- _Source records_
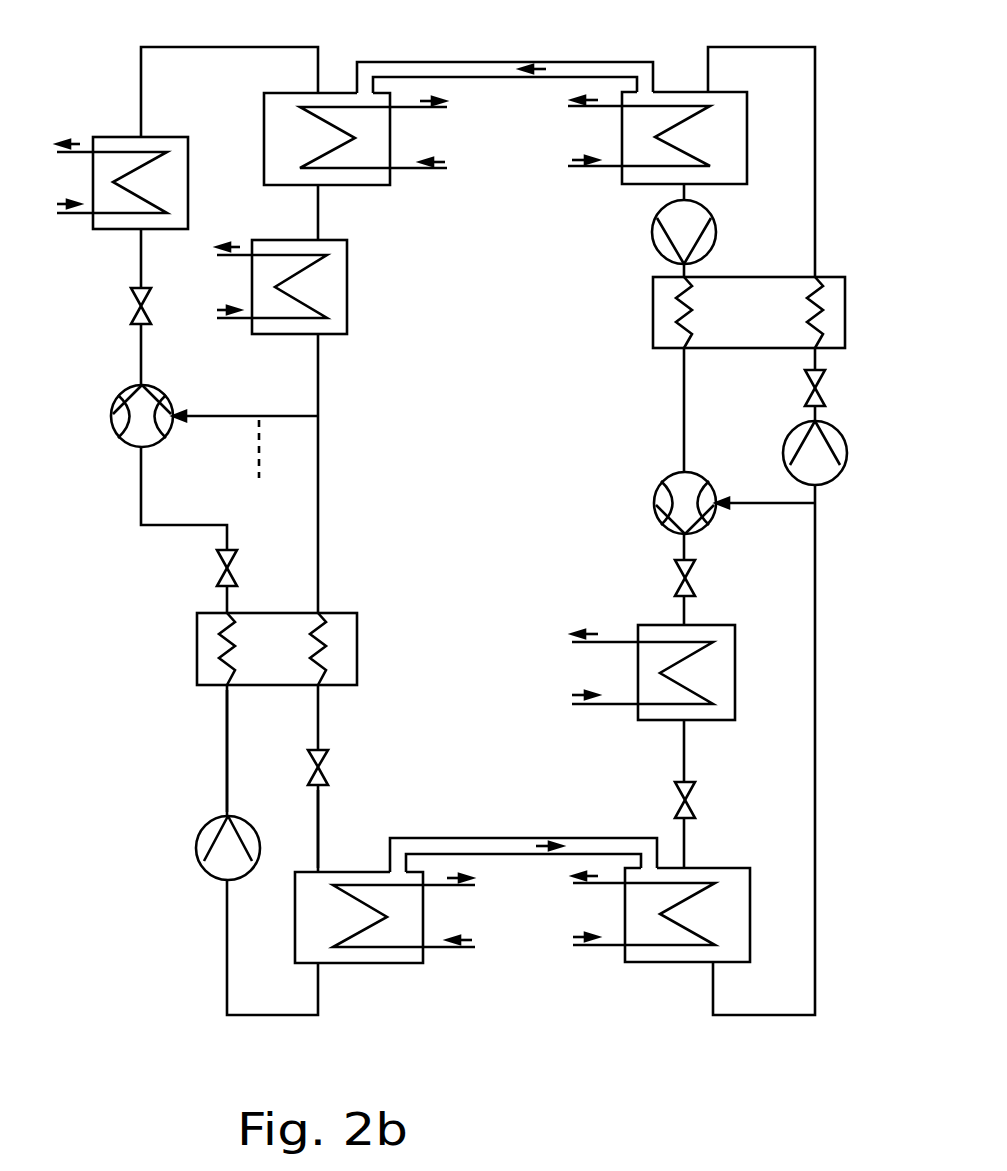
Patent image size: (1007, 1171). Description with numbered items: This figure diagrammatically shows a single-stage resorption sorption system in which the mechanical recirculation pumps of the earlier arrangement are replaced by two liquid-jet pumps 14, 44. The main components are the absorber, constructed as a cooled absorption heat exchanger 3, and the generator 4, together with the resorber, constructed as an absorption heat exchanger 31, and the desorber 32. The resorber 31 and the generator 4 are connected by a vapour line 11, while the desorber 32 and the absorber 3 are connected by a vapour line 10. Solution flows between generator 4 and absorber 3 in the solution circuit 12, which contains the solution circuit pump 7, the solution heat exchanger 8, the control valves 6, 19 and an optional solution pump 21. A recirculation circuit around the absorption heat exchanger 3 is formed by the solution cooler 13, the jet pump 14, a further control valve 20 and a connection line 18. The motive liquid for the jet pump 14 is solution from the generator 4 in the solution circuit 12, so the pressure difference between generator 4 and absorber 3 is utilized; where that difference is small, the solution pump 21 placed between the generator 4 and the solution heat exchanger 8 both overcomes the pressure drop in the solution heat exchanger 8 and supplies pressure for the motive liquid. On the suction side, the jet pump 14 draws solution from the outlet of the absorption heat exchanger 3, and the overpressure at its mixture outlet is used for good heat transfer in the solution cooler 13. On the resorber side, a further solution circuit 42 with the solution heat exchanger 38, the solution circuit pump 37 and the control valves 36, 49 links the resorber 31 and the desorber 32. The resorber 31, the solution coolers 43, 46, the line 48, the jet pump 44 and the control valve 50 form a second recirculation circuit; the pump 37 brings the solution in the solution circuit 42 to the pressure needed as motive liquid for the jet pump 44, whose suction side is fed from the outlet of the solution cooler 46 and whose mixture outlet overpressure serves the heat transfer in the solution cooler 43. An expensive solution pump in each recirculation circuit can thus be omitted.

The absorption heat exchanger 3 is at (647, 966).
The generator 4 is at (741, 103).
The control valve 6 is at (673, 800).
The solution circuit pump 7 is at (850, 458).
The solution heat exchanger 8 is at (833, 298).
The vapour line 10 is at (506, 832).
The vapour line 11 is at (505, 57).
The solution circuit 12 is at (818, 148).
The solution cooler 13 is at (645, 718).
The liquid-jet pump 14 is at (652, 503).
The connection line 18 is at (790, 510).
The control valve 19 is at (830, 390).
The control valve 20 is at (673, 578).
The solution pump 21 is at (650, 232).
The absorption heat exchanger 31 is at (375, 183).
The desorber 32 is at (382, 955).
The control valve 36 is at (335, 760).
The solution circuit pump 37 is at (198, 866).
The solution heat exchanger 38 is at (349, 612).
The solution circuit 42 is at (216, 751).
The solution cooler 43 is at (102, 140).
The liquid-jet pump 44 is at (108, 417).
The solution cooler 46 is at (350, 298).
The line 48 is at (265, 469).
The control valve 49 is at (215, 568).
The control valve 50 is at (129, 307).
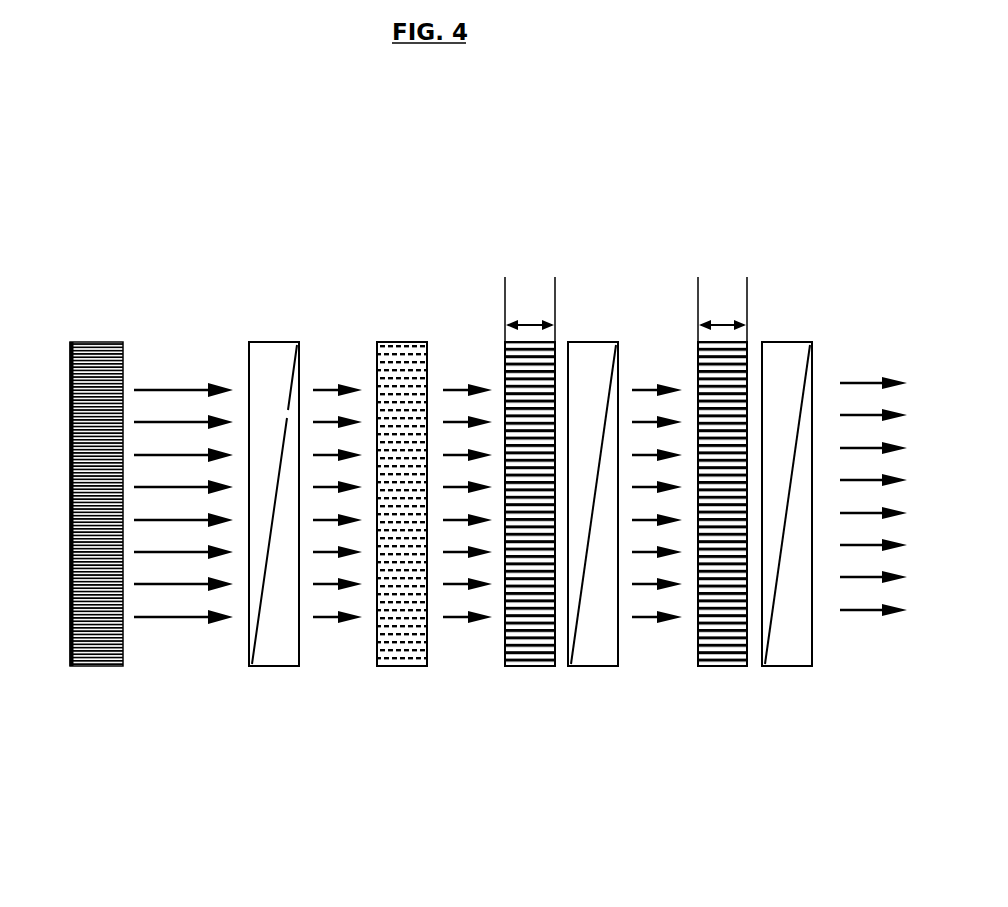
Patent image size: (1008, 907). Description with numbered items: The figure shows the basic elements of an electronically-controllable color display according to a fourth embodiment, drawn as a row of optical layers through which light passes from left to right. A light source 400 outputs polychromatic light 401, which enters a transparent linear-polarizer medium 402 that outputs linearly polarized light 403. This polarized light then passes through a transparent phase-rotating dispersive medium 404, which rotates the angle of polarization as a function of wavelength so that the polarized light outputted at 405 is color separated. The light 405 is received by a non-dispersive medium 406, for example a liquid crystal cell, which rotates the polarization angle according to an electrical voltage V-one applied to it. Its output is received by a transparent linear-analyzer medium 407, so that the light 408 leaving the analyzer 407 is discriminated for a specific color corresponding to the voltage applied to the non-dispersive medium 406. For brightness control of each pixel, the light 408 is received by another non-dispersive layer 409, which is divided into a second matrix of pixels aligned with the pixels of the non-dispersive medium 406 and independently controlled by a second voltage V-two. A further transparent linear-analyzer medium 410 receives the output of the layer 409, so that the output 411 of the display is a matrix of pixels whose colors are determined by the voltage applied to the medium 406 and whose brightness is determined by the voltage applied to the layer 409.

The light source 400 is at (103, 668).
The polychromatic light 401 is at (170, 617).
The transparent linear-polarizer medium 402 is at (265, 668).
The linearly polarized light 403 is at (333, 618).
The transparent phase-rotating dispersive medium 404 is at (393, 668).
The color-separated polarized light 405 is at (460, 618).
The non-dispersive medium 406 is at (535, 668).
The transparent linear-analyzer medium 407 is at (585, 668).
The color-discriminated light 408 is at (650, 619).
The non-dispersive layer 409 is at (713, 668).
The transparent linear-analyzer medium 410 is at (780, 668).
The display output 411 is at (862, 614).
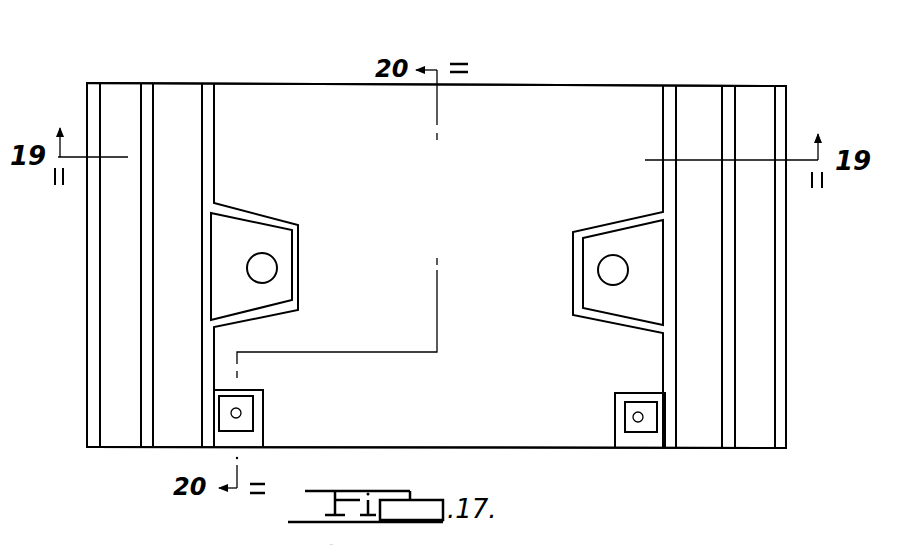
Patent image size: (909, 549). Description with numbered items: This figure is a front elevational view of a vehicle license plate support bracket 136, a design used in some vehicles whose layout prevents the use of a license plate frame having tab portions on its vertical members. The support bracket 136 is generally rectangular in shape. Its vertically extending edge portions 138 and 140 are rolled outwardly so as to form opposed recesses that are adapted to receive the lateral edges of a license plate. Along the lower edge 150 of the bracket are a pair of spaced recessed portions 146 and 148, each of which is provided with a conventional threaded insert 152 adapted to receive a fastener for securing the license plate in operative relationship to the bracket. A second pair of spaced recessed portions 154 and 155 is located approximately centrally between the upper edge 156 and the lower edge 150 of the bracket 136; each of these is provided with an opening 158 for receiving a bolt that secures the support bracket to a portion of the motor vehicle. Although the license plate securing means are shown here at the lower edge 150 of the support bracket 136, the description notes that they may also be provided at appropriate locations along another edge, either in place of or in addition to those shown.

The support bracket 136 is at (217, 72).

- _Direction_
Arrange all the entries above as one numbered list, one line per item, with blank lines dropped and the pictures left out.

- _Final answer_
1. Patent image size: (1007, 1171). Description with numbered items: This figure diagrammatically shows a single-stage resorption sorption system in which the mechanical recirculation pumps of the earlier arrangement are replaced by two liquid-jet pumps 14, 44. The main components are the absorber, constructed as a cooled absorption heat exchanger 3, and the generator 4, together with the resorber, constructed as an absorption heat exchanger 31, and the desorber 32. The resorber 31 and the generator 4 are connected by a vapour line 11, while the desorber 32 and the absorber 3 are connected by a vapour line 10. Solution flows between generator 4 and absorber 3 in the solution circuit 12, which contains the solution circuit pump 7, the solution heat exchanger 8, the control valves 6, 19 and an optional solution pump 21. A recirculation circuit around the absorption heat exchanger 3 is formed by the solution cooler 13, the jet pump 14, a further control valve 20 and a connection line 18. The motive liquid for the jet pump 14 is solution from the generator 4 in the solution circuit 12, so the pressure difference between generator 4 and absorber 3 is utilized; where that difference is small, the solution pump 21 placed between the generator 4 and the solution heat exchanger 8 both overcomes the pressure drop in the solution heat exchanger 8 and supplies pressure for the motive liquid. On the suction side, the jet pump 14 draws solution from the outlet of the absorption heat exchanger 3, and the overpressure at its mixture outlet is used for good heat transfer in the solution cooler 13. On the resorber side, a further solution circuit 42 with the solution heat exchanger 38, the solution circuit pump 37 and the control valves 36, 49 links the resorber 31 and the desorber 32. The resorber 31, the solution coolers 43, 46, the line 48, the jet pump 44 and the control valve 50 form a second recirculation circuit; the pump 37 brings the solution in the solution circuit 42 to the pressure needed as motive liquid for the jet pump 44, whose suction side is fed from the outlet of the solution cooler 46 and whose mixture outlet overpressure serves the heat transfer in the solution cooler 43. An expensive solution pump in each recirculation circuit can thus be omitted.
2. The absorption heat exchanger 3 is at (647, 966).
3. The generator 4 is at (741, 103).
4. The control valve 6 is at (673, 800).
5. The solution circuit pump 7 is at (850, 458).
6. The solution heat exchanger 8 is at (833, 298).
7. The vapour line 10 is at (506, 832).
8. The vapour line 11 is at (505, 57).
9. The solution circuit 12 is at (818, 148).
10. The solution cooler 13 is at (645, 718).
11. The liquid-jet pump 14 is at (652, 503).
12. The connection line 18 is at (790, 510).
13. The control valve 19 is at (830, 390).
14. The control valve 20 is at (673, 578).
15. The solution pump 21 is at (650, 232).
16. The absorption heat exchanger 31 is at (375, 183).
17. The desorber 32 is at (382, 955).
18. The control valve 36 is at (335, 760).
19. The solution circuit pump 37 is at (198, 866).
20. The solution heat exchanger 38 is at (349, 612).
21. The solution circuit 42 is at (216, 751).
22. The solution cooler 43 is at (102, 140).
23. The liquid-jet pump 44 is at (108, 417).
24. The solution cooler 46 is at (350, 298).
25. The line 48 is at (265, 469).
26. The control valve 49 is at (215, 568).
27. The control valve 50 is at (129, 307).
28. Patent image size: (1008, 907). Description with numbered items: The figure shows the basic elements of an electronically-controllable color display according to a fourth embodiment, drawn as a row of optical layers through which light passes from left to right. A light source 400 outputs polychromatic light 401, which enters a transparent linear-polarizer medium 402 that outputs linearly polarized light 403. This polarized light then passes through a transparent phase-rotating dispersive medium 404, which rotates the angle of polarization as a function of wavelength so that the polarized light outputted at 405 is color separated. The light 405 is received by a non-dispersive medium 406, for example a liquid crystal cell, which rotates the polarization angle according to an electrical voltage V-one applied to it. Its output is received by a transparent linear-analyzer medium 407, so that the light 408 leaving the analyzer 407 is discriminated for a specific color corresponding to the voltage applied to the non-dispersive medium 406. For brightness control of each pixel, the light 408 is received by another non-dispersive layer 409, which is divided into a second matrix of pixels aligned with the pixels of the non-dispersive medium 406 and independently controlled by a second voltage V-two. A further transparent linear-analyzer medium 410 receives the output of the layer 409, so that the output 411 of the display is a matrix of pixels whose colors are determined by the voltage applied to the medium 406 and whose brightness is determined by the voltage applied to the layer 409.
29. The light source 400 is at (103, 668).
30. The polychromatic light 401 is at (170, 617).
31. The transparent linear-polarizer medium 402 is at (265, 668).
32. The linearly polarized light 403 is at (333, 618).
33. The transparent phase-rotating dispersive medium 404 is at (393, 668).
34. The color-separated polarized light 405 is at (460, 618).
35. The non-dispersive medium 406 is at (535, 668).
36. The transparent linear-analyzer medium 407 is at (585, 668).
37. The color-discriminated light 408 is at (650, 619).
38. The non-dispersive layer 409 is at (713, 668).
39. The transparent linear-analyzer medium 410 is at (780, 668).
40. The display output 411 is at (862, 614).
41. Patent image size: (909, 549). Description with numbered items: This figure is a front elevational view of a vehicle license plate support bracket 136, a design used in some vehicles whose layout prevents the use of a license plate frame having tab portions on its vertical members. The support bracket 136 is generally rectangular in shape. Its vertically extending edge portions 138 and 140 are rolled outwardly so as to form opposed recesses that are adapted to receive the lateral edges of a license plate. Along the lower edge 150 of the bracket are a pair of spaced recessed portions 146 and 148, each of which is provided with a conventional threaded insert 152 adapted to receive a fastener for securing the license plate in operative relationship to the bracket. A second pair of spaced recessed portions 154 and 155 is located approximately centrally between the upper edge 156 and the lower edge 150 of the bracket 136; each of these is provided with an opening 158 for receiving a bolt that secures the support bracket to a portion of the motor vehicle. Although the license plate securing means are shown here at the lower edge 150 of the support bracket 136, the description notes that they may also be provided at appropriate locations along another edge, either in place of or in addition to those shown.
42. The support bracket 136 is at (217, 72).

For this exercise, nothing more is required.